### Work required
Return every entry exactly.

### Data for processing

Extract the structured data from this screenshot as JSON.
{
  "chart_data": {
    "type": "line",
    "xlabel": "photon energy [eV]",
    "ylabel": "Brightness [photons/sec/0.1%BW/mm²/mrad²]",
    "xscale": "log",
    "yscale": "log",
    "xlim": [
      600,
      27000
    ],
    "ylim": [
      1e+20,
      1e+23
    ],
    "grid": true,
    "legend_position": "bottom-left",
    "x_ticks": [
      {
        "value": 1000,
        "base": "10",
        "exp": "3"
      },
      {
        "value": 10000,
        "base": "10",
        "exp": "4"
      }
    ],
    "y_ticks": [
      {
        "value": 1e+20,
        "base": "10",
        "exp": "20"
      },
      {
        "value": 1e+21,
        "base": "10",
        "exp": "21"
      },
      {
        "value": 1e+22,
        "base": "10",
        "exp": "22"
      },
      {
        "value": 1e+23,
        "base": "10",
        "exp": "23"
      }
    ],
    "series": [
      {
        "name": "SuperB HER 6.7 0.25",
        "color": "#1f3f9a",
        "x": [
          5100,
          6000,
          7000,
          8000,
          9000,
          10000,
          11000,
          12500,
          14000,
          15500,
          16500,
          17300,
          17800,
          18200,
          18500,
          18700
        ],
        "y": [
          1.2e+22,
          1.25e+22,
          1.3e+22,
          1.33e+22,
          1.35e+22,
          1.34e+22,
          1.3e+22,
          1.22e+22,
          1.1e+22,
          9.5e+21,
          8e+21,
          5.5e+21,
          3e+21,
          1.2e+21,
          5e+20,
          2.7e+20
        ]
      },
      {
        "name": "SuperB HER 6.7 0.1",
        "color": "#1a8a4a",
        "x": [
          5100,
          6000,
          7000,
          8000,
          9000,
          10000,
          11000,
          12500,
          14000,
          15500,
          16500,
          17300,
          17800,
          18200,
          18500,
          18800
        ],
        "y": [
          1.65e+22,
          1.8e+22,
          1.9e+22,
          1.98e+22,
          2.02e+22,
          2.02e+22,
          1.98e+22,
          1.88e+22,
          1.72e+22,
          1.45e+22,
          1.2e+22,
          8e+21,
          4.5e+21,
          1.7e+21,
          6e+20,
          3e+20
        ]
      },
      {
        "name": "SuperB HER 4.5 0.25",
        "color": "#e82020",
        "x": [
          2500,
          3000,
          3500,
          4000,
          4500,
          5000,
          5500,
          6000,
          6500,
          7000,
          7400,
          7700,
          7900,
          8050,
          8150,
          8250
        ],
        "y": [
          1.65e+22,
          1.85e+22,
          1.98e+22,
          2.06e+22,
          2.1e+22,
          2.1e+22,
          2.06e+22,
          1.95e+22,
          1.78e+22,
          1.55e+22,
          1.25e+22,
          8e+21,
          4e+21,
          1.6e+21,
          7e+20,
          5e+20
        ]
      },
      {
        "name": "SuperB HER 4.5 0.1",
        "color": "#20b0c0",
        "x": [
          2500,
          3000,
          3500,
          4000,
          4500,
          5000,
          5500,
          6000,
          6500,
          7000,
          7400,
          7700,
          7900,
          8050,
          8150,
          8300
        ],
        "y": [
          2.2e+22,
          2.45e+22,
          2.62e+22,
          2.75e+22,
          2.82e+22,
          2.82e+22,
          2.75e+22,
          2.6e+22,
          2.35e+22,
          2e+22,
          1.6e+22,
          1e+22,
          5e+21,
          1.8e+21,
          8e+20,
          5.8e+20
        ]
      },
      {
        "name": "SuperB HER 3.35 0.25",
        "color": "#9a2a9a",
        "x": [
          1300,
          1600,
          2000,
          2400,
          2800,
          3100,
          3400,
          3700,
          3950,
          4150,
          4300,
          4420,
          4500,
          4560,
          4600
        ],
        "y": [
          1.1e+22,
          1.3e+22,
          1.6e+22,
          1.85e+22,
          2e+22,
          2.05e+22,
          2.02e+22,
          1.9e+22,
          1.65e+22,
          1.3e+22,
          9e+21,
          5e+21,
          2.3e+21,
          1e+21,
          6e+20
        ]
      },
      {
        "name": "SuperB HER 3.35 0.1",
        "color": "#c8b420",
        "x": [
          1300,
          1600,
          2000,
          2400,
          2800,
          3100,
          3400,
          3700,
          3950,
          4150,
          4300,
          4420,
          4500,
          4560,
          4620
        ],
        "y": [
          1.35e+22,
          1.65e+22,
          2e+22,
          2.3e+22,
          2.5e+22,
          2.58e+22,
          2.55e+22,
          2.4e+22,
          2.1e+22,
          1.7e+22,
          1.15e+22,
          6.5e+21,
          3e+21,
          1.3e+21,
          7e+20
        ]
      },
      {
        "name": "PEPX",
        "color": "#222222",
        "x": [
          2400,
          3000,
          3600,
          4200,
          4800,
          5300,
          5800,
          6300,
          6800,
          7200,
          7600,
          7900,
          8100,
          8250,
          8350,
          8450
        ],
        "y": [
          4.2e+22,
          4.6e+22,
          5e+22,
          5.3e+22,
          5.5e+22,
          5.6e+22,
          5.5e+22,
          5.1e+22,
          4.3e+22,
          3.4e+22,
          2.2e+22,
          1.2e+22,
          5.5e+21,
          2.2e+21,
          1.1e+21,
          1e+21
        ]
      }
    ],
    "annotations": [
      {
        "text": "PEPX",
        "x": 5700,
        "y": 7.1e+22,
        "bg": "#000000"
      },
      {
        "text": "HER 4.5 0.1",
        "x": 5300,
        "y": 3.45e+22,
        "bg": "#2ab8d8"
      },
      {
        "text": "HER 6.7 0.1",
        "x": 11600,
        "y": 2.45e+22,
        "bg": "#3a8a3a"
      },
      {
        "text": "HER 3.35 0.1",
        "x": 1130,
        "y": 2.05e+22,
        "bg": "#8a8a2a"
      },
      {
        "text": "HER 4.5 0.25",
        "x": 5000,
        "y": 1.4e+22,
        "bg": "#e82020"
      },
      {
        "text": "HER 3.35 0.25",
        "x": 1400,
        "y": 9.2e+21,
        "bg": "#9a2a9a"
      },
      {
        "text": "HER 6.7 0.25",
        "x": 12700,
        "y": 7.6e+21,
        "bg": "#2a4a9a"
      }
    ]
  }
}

### The output
Extract the structured data from this screenshot as JSON.
{
  "chart_data": {
    "type": "line",
    "xlabel": "photon energy [eV]",
    "ylabel": "Brightness [photons/sec/0.1%BW/mm²/mrad²]",
    "xscale": "log",
    "yscale": "log",
    "xlim": [
      600,
      27000
    ],
    "ylim": [
      1e+20,
      1e+23
    ],
    "grid": true,
    "legend_position": "bottom-left",
    "x_ticks": [
      {
        "value": 1000,
        "base": "10",
        "exp": "3"
      },
      {
        "value": 10000,
        "base": "10",
        "exp": "4"
      }
    ],
    "y_ticks": [
      {
        "value": 1e+20,
        "base": "10",
        "exp": "20"
      },
      {
        "value": 1e+21,
        "base": "10",
        "exp": "21"
      },
      {
        "value": 1e+22,
        "base": "10",
        "exp": "22"
      },
      {
        "value": 1e+23,
        "base": "10",
        "exp": "23"
      }
    ],
    "series": [
      {
        "name": "SuperB HER 6.7 0.25",
        "color": "#1f3f9a",
        "x": [
          5100,
          6000,
          7000,
          8000,
          9000,
          10000,
          11000,
          12500,
          14000,
          15500,
          16500,
          17300,
          17800,
          18200,
          18500,
          18700
        ],
        "y": [
          1.2e+22,
          1.25e+22,
          1.3e+22,
          1.33e+22,
          1.35e+22,
          1.34e+22,
          1.3e+22,
          1.22e+22,
          1.1e+22,
          9.5e+21,
          8e+21,
          5.5e+21,
          3e+21,
          1.2e+21,
          5e+20,
          2.7e+20
        ]
      },
      {
        "name": "SuperB HER 6.7 0.1",
        "color": "#1a8a4a",
        "x": [
          5100,
          6000,
          7000,
          8000,
          9000,
          10000,
          11000,
          12500,
          14000,
          15500,
          16500,
          17300,
          17800,
          18200,
          18500,
          18800
        ],
        "y": [
          1.65e+22,
          1.8e+22,
          1.9e+22,
          1.98e+22,
          2.02e+22,
          2.02e+22,
          1.98e+22,
          1.88e+22,
          1.72e+22,
          1.45e+22,
          1.2e+22,
          8e+21,
          4.5e+21,
          1.7e+21,
          6e+20,
          3e+20
        ]
      },
      {
        "name": "SuperB HER 4.5 0.25",
        "color": "#e82020",
        "x": [
          2500,
          3000,
          3500,
          4000,
          4500,
          5000,
          5500,
          6000,
          6500,
          7000,
          7400,
          7700,
          7900,
          8050,
          8150,
          8250
        ],
        "y": [
          1.65e+22,
          1.85e+22,
          1.98e+22,
          2.06e+22,
          2.1e+22,
          2.1e+22,
          2.06e+22,
          1.95e+22,
          1.78e+22,
          1.55e+22,
          1.25e+22,
          8e+21,
          4e+21,
          1.6e+21,
          7e+20,
          5e+20
        ]
      },
      {
        "name": "SuperB HER 4.5 0.1",
        "color": "#20b0c0",
        "x": [
          2500,
          3000,
          3500,
          4000,
          4500,
          5000,
          5500,
          6000,
          6500,
          7000,
          7400,
          7700,
          7900,
          8050,
          8150,
          8300
        ],
        "y": [
          2.2e+22,
          2.45e+22,
          2.62e+22,
          2.75e+22,
          2.82e+22,
          2.82e+22,
          2.75e+22,
          2.6e+22,
          2.35e+22,
          2e+22,
          1.6e+22,
          1e+22,
          5e+21,
          1.8e+21,
          8e+20,
          5.8e+20
        ]
      },
      {
        "name": "SuperB HER 3.35 0.25",
        "color": "#9a2a9a",
        "x": [
          1300,
          1600,
          2000,
          2400,
          2800,
          3100,
          3400,
          3700,
          3950,
          4150,
          4300,
          4420,
          4500,
          4560,
          4600
        ],
        "y": [
          1.1e+22,
          1.3e+22,
          1.6e+22,
          1.85e+22,
          2e+22,
          2.05e+22,
          2.02e+22,
          1.9e+22,
          1.65e+22,
          1.3e+22,
          9e+21,
          5e+21,
          2.3e+21,
          1e+21,
          6e+20
        ]
      },
      {
        "name": "SuperB HER 3.35 0.1",
        "color": "#c8b420",
        "x": [
          1300,
          1600,
          2000,
          2400,
          2800,
          3100,
          3400,
          3700,
          3950,
          4150,
          4300,
          4420,
          4500,
          4560,
          4620
        ],
        "y": [
          1.35e+22,
          1.65e+22,
          2e+22,
          2.3e+22,
          2.5e+22,
          2.58e+22,
          2.55e+22,
          2.4e+22,
          2.1e+22,
          1.7e+22,
          1.15e+22,
          6.5e+21,
          3e+21,
          1.3e+21,
          7e+20
        ]
      },
      {
        "name": "PEPX",
        "color": "#222222",
        "x": [
          2400,
          3000,
          3600,
          4200,
          4800,
          5300,
          5800,
          6300,
          6800,
          7200,
          7600,
          7900,
          8100,
          8250,
          8350,
          8450
        ],
        "y": [
          4.2e+22,
          4.6e+22,
          5e+22,
          5.3e+22,
          5.5e+22,
          5.6e+22,
          5.5e+22,
          5.1e+22,
          4.3e+22,
          3.4e+22,
          2.2e+22,
          1.2e+22,
          5.5e+21,
          2.2e+21,
          1.1e+21,
          1e+21
        ]
      }
    ],
    "annotations": [
      {
        "text": "PEPX",
        "x": 5700,
        "y": 7.1e+22,
        "bg": "#000000"
      },
      {
        "text": "HER 4.5 0.1",
        "x": 5300,
        "y": 3.45e+22,
        "bg": "#2ab8d8"
      },
      {
        "text": "HER 6.7 0.1",
        "x": 11600,
        "y": 2.45e+22,
        "bg": "#3a8a3a"
      },
      {
        "text": "HER 3.35 0.1",
        "x": 1130,
        "y": 2.05e+22,
        "bg": "#8a8a2a"
      },
      {
        "text": "HER 4.5 0.25",
        "x": 5000,
        "y": 1.4e+22,
        "bg": "#e82020"
      },
      {
        "text": "HER 3.35 0.25",
        "x": 1400,
        "y": 9.2e+21,
        "bg": "#9a2a9a"
      },
      {
        "text": "HER 6.7 0.25",
        "x": 12700,
        "y": 7.6e+21,
        "bg": "#2a4a9a"
      }
    ]
  }
}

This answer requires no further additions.